## Texto fornecido
━━━━━━━━━━
Frei
Quinn R. Conners, O. Carm.
Obediência – A Escuta como Transformação
A forma mais
radical de obediência na Bíblia é a escuta fiel da voz de Deus que vem a nós através
da comunidade, através de nossos mestres e líderes e através dos fatos da
história. Deuteronômio 6,4-9 é a expressão perfeita da virtude bíblica da
obediência.
Ouça,
Israel! Javé nosso Deus é o único Javé. Portanto, ame a Javé seu Deus com todo
o seu coração, com toda a sua alma e com toda a sua força. Que estas palavras,
que hoje eu lhe ordeno, estejam em seu coração. Você as inculcará em seus
filhos, e delas falará sentado em sua casa e andando em seu caminho, estando
deitado e de pé. Você também as amarrará em sua mão como sinal, e elas serão
como faixa entre seus olhos. Você as escreverá nos batentes de sua casa e nas
portas da cidade.
━━━━━━━━━━
## Informações fornecidas
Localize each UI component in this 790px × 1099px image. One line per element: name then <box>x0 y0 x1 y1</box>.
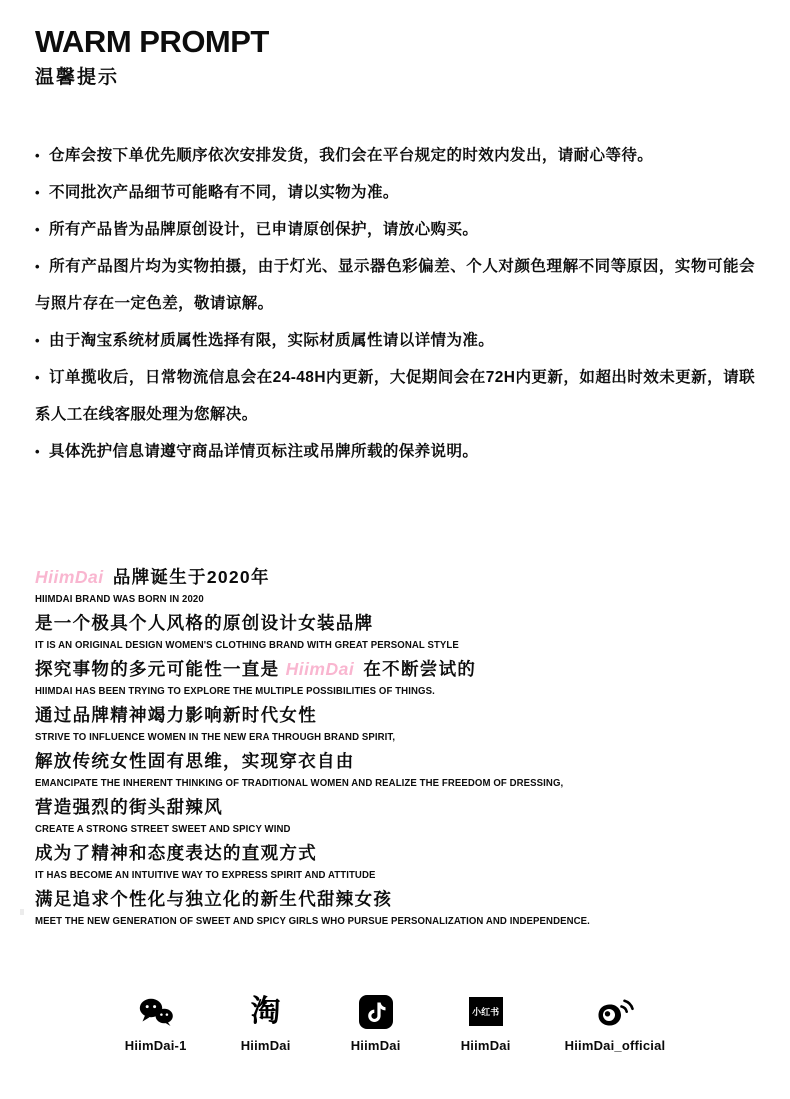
brand-story-text: 是一个极具个人风格的原创设计女装品牌 <box>35 613 373 633</box>
warm-prompt-page: WARM PROMPT 温馨提示 仓库会按下单优先顺序依次安排发货，我们会在平台… <box>0 0 790 1099</box>
brand-story-line-cn: 解放传统女性固有思维，实现穿衣自由 <box>35 750 755 772</box>
social-account: 小红书 HiimDai <box>455 992 517 1053</box>
weibo-icon <box>595 992 635 1032</box>
social-handle: HiimDai_official <box>565 1038 666 1053</box>
brand-story-line: 解放传统女性固有思维，实现穿衣自由 EMANCIPATE THE INHEREN… <box>35 750 755 790</box>
notice-list: 仓库会按下单优先顺序依次安排发货，我们会在平台规定的时效内发出，请耐心等待。不同… <box>35 137 755 470</box>
social-account: 淘 HiimDai <box>235 992 297 1053</box>
notice-item: 由于淘宝系统材质属性选择有限，实际材质属性请以详情为准。 <box>35 322 755 359</box>
brand-story-line-cn: 营造强烈的街头甜辣风 <box>35 796 755 818</box>
brand-story-text: 营造强烈的街头甜辣风 <box>35 797 223 817</box>
social-account: HiimDai_official <box>565 992 666 1053</box>
brand-story-line: 营造强烈的街头甜辣风 CREATE A STRONG STREET SWEET … <box>35 796 755 836</box>
brand-name-accent: HiimDai <box>286 659 358 679</box>
brand-story-text: 探究事物的多元可能性一直是 <box>35 659 286 679</box>
brand-story-line: HiimDai 品牌诞生于2020年 HIIMDAI BRAND WAS BOR… <box>35 566 755 606</box>
brand-story-text: 通过品牌精神竭力影响新时代女性 <box>35 705 317 725</box>
notice-item: 所有产品皆为品牌原创设计，已申请原创保护，请放心购买。 <box>35 211 755 248</box>
notice-item: 订单揽收后，日常物流信息会在24-48H内更新，大促期间会在72H内更新，如超出… <box>35 359 755 433</box>
brand-story-line-cn: 是一个极具个人风格的原创设计女装品牌 <box>35 612 755 634</box>
brand-story-line: 探究事物的多元可能性一直是 HiimDai 在不断尝试的 HIIMDAI HAS… <box>35 658 755 698</box>
page-subtitle: 温馨提示 <box>35 62 755 89</box>
brand-story-line: 满足追求个性化与独立化的新生代甜辣女孩 MEET THE NEW GENERAT… <box>35 888 755 928</box>
brand-story-line: 成为了精神和态度表达的直观方式 IT HAS BECOME AN INTUITI… <box>35 842 755 882</box>
brand-story-line-cn: 探究事物的多元可能性一直是 HiimDai 在不断尝试的 <box>35 658 755 680</box>
brand-story-text: 在不断尝试的 <box>357 659 476 679</box>
stray-mark <box>20 909 24 915</box>
brand-story-line-en: MEET THE NEW GENERATION OF SWEET AND SPI… <box>35 916 726 928</box>
social-handle: HiimDai-1 <box>125 1038 187 1053</box>
brand-story-line-en: HIIMDAI HAS BEEN TRYING TO EXPLORE THE M… <box>35 686 726 698</box>
brand-name-accent: HiimDai <box>35 567 107 587</box>
brand-story-line-en: IT HAS BECOME AN INTUITIVE WAY TO EXPRES… <box>35 870 726 882</box>
notice-item: 所有产品图片均为实物拍摄，由于灯光、显示器色彩偏差、个人对颜色理解不同等原因，实… <box>35 248 755 322</box>
brand-story-line: 是一个极具个人风格的原创设计女装品牌 IT IS AN ORIGINAL DES… <box>35 612 755 652</box>
social-account: HiimDai-1 <box>125 992 187 1053</box>
notice-item: 不同批次产品细节可能略有不同，请以实物为准。 <box>35 174 755 211</box>
xiaohongshu-icon: 小红书 <box>469 992 503 1032</box>
brand-story-line-cn: 通过品牌精神竭力影响新时代女性 <box>35 704 755 726</box>
brand-story-line: 通过品牌精神竭力影响新时代女性 STRIVE TO INFLUENCE WOME… <box>35 704 755 744</box>
brand-story: HiimDai 品牌诞生于2020年 HIIMDAI BRAND WAS BOR… <box>35 566 755 928</box>
brand-story-line-cn: 成为了精神和态度表达的直观方式 <box>35 842 755 864</box>
brand-story-line-en: EMANCIPATE THE INHERENT THINKING OF TRAD… <box>35 778 726 790</box>
brand-story-line-en: IT IS AN ORIGINAL DESIGN WOMEN'S CLOTHIN… <box>35 640 726 652</box>
notice-item: 仓库会按下单优先顺序依次安排发货，我们会在平台规定的时效内发出，请耐心等待。 <box>35 137 755 174</box>
brand-story-text: 解放传统女性固有思维，实现穿衣自由 <box>35 751 355 771</box>
notice-item: 具体洗护信息请遵守商品详情页标注或吊牌所载的保养说明。 <box>35 433 755 470</box>
brand-story-line-en: HIIMDAI BRAND WAS BORN IN 2020 <box>35 594 726 606</box>
social-links-row: HiimDai-1 淘 HiimDai HiimDai 小红书 HiimDai … <box>0 992 790 1053</box>
brand-story-line-en: STRIVE TO INFLUENCE WOMEN IN THE NEW ERA… <box>35 732 726 744</box>
brand-story-text: 成为了精神和态度表达的直观方式 <box>35 843 317 863</box>
douyin-icon <box>359 992 393 1032</box>
brand-story-line-cn: HiimDai 品牌诞生于2020年 <box>35 566 755 588</box>
taobao-icon: 淘 <box>251 992 281 1032</box>
wechat-icon <box>138 992 174 1032</box>
page-title: WARM PROMPT <box>35 26 755 59</box>
page-header: WARM PROMPT 温馨提示 <box>0 0 790 89</box>
social-handle: HiimDai <box>241 1038 291 1053</box>
social-handle: HiimDai <box>461 1038 511 1053</box>
social-handle: HiimDai <box>351 1038 401 1053</box>
social-account: HiimDai <box>345 992 407 1053</box>
brand-story-line-cn: 满足追求个性化与独立化的新生代甜辣女孩 <box>35 888 755 910</box>
brand-story-text: 满足追求个性化与独立化的新生代甜辣女孩 <box>35 889 392 909</box>
brand-story-text: 品牌诞生于2020年 <box>107 567 270 587</box>
brand-story-line-en: CREATE A STRONG STREET SWEET AND SPICY W… <box>35 824 726 836</box>
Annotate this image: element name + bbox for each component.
━━━━━━━━━━
## Requisitos
[1] Reproduza tudo o que vai de "Obediência – A" até "obediência." no texto sobre a obediência.
[2] Prossiga com o texto sobre a obediência a partir do ponto em que ele termina.
As linhas não têm relação com o texto sobre a obediência.

## Respostas dadas
[1]
Obediência – A Escuta como Transformação
A forma mais
radical de obediência na Bíblia é a escuta fiel da voz de Deus que vem a nós através
da comunidade, através de nossos mestres e líderes e através dos fatos da
história. Deuteronômio 6,4-9 é a expressão perfeita da virtude bíblica da
obediência.

[2]
Este credo,
o famoso Shema, capta concisamente a noção judaica de como a vida dos judeus é
totalmente centrada em Deus. Por Israel estar tão convencido da presença
amorosa de Deus na história, por estar tão agarrada à realidade de Deus, sua
única resposta é aquela de obediência reverente e de abertura confiante na
direção amorosa de Deus feitas diariamente.
As grandes
figuras do Antigo Testamento nos mostram que este tipo de obediência é um
desafio. O exemplo de obediência radical destas figuras pode coexistir com a
confusão e a ira diante dos caminhos misteriosos de Deus. Por exemplo, Moisés,
que tira suas sandálias em reverência diante da presença de Deus na sarça
ardente, também pode quebrar as tábuas de Deus com ira diante da estupidez do
povo de Deus e dos confusos caminhos de Deus. O Salmista, cuja poesia lírica
louva o poder e a grandeza criadora de Deus, também pode captar a raiva e a
frustração diante das exigências de Deus. Jeremias, o profeta que fala de Deus
como um fogo ardente em seus ossos, também pode chamar Deus de um rio enganador
que corre para o deserto apenas para desaparecer em terras áridas. A obediência
é uma experiência humana e multidimensional.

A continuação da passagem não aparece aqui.